Source records:
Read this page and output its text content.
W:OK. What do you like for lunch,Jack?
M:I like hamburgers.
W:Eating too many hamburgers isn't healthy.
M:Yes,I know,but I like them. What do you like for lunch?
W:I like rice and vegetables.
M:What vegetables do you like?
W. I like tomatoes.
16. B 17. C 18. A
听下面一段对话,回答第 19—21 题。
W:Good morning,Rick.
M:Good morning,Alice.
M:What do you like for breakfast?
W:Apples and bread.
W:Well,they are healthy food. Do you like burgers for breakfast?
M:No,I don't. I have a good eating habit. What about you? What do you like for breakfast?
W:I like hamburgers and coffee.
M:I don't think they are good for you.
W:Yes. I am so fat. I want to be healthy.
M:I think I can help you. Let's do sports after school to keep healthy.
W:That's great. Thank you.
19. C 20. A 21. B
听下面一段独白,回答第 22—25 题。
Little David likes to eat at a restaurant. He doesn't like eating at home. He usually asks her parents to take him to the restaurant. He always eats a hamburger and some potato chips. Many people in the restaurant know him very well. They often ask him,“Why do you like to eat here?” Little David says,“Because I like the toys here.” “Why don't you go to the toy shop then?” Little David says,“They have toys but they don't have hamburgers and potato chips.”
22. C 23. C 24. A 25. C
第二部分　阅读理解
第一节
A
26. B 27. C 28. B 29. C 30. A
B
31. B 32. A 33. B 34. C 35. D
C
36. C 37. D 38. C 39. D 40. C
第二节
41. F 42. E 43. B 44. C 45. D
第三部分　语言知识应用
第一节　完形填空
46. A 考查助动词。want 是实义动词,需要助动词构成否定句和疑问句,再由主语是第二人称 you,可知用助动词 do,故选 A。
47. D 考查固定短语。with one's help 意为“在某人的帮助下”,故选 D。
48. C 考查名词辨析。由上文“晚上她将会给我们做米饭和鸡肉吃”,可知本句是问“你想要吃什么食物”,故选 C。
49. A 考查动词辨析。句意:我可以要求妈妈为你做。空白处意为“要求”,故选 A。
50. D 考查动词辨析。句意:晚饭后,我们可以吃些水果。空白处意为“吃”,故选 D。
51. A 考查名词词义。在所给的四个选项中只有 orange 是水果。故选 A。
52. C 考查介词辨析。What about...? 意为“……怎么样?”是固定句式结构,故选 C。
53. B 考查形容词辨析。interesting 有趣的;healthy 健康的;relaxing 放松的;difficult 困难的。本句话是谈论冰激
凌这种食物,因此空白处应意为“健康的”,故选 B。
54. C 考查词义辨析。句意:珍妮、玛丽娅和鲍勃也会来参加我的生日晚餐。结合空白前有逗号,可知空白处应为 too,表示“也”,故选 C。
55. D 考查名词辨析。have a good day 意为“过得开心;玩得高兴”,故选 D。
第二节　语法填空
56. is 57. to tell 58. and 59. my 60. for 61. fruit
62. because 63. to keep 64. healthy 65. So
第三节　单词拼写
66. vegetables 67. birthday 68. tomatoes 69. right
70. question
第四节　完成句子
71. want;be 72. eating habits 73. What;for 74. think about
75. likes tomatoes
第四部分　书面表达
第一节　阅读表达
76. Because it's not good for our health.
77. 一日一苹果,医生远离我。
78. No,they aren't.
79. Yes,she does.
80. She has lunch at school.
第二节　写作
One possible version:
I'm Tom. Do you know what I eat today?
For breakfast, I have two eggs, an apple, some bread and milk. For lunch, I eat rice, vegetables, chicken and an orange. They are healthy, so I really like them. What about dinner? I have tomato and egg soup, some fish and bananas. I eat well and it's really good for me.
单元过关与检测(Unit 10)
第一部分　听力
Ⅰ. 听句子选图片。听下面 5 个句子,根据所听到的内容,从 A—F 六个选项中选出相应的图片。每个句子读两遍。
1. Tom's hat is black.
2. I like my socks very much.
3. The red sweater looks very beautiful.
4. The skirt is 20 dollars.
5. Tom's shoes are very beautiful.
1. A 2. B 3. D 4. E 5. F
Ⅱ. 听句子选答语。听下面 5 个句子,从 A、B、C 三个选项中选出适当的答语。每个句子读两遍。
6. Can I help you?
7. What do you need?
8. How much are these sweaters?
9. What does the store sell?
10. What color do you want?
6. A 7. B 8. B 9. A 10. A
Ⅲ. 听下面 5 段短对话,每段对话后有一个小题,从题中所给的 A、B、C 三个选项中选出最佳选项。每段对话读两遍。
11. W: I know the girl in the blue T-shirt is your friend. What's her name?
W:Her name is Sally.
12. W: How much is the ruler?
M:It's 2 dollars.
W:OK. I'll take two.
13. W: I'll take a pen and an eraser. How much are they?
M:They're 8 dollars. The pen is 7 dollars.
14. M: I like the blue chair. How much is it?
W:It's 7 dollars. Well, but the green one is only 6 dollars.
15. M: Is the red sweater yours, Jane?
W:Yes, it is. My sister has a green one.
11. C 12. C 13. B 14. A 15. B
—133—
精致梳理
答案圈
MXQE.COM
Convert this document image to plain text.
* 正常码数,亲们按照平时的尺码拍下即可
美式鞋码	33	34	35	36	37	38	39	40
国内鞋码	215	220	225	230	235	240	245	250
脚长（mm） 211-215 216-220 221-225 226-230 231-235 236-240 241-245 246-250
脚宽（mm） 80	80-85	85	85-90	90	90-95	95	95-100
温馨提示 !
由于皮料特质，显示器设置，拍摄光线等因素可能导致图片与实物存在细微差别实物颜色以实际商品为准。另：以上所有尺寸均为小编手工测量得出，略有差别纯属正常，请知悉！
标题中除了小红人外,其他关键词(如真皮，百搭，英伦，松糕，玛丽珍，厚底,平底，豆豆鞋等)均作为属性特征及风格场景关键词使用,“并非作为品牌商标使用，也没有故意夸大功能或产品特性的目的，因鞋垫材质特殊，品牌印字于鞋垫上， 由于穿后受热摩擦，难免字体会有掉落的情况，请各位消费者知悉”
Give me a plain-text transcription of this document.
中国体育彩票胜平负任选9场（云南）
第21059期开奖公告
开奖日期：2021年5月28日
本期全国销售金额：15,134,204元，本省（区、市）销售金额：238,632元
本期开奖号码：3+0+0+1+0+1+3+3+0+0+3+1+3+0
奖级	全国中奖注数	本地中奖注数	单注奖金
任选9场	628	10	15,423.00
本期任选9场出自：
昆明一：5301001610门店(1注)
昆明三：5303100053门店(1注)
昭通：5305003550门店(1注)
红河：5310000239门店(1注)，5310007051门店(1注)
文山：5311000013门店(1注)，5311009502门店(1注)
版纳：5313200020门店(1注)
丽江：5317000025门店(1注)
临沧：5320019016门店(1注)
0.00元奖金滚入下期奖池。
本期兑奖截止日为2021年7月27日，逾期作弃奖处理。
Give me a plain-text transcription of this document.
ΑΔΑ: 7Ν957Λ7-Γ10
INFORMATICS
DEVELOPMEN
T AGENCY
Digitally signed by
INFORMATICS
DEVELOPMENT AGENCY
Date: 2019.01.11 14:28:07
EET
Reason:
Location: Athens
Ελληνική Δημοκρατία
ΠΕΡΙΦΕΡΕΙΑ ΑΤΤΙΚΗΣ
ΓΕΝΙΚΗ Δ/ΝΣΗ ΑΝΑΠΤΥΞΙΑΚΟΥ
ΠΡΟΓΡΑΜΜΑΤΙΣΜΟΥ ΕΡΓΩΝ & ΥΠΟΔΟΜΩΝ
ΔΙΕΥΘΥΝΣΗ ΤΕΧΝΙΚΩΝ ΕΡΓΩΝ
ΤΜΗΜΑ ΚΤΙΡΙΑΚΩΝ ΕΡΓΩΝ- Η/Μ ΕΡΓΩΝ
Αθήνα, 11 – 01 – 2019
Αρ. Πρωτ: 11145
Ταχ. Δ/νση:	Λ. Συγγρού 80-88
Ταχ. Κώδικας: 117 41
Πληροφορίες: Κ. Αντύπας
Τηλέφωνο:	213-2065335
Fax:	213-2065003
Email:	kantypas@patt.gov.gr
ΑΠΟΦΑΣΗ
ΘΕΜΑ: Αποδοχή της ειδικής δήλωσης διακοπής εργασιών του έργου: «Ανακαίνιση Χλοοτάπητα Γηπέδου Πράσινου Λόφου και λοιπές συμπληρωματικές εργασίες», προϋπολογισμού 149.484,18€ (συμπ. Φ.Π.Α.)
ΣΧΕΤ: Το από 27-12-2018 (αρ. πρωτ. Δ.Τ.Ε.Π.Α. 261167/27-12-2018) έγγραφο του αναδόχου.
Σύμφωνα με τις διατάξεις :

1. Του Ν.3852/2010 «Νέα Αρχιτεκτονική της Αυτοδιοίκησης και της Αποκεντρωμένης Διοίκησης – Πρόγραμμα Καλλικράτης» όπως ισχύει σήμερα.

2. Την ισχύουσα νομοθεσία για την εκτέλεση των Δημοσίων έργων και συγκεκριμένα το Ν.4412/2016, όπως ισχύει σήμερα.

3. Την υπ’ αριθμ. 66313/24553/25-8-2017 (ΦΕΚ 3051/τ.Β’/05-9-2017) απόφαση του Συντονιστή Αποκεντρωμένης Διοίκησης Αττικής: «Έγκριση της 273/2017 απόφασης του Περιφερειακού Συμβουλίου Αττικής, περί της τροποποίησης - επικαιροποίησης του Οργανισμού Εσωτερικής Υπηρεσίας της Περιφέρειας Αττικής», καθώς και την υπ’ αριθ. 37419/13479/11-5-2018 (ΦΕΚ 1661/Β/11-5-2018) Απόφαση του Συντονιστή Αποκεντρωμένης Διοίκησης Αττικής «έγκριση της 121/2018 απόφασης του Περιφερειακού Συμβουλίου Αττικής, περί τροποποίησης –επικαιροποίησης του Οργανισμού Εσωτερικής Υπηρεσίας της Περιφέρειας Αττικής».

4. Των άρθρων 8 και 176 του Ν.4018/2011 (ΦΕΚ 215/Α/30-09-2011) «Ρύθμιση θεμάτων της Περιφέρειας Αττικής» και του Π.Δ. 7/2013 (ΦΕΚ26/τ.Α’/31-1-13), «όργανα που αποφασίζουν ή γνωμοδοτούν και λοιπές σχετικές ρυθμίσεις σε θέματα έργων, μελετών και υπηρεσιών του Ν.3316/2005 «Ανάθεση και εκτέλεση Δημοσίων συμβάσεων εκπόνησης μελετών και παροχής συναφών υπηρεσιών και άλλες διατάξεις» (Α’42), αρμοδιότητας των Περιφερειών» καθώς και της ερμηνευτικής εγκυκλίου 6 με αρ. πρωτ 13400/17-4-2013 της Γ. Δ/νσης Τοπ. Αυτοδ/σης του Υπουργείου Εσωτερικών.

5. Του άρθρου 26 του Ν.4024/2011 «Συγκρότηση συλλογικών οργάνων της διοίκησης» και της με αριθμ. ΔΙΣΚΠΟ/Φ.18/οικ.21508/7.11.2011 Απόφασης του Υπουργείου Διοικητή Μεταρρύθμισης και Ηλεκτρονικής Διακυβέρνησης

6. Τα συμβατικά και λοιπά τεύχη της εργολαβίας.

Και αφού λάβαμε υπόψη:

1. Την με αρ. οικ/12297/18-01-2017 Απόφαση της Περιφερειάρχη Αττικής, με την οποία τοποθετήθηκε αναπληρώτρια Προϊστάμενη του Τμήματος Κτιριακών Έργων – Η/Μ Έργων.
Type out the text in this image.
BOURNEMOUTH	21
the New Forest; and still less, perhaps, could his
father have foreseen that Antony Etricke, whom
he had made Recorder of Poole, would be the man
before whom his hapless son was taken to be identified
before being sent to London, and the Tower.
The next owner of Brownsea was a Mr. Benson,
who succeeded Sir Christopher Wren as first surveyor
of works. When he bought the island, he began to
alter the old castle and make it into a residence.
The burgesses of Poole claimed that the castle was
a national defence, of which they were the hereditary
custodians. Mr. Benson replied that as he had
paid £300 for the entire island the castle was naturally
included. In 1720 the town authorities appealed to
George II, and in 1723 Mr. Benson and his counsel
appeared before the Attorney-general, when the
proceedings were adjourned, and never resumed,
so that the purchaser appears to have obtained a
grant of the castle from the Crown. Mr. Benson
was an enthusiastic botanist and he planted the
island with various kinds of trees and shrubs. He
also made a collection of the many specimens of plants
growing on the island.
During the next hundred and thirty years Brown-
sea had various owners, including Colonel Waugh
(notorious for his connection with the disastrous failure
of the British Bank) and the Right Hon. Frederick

Task prompt: Where a line above contains the string "Poole", copy that line.

Expected answer:
he had made Recorder of Poole, would be the man
The burgesses of Poole claimed that the castle was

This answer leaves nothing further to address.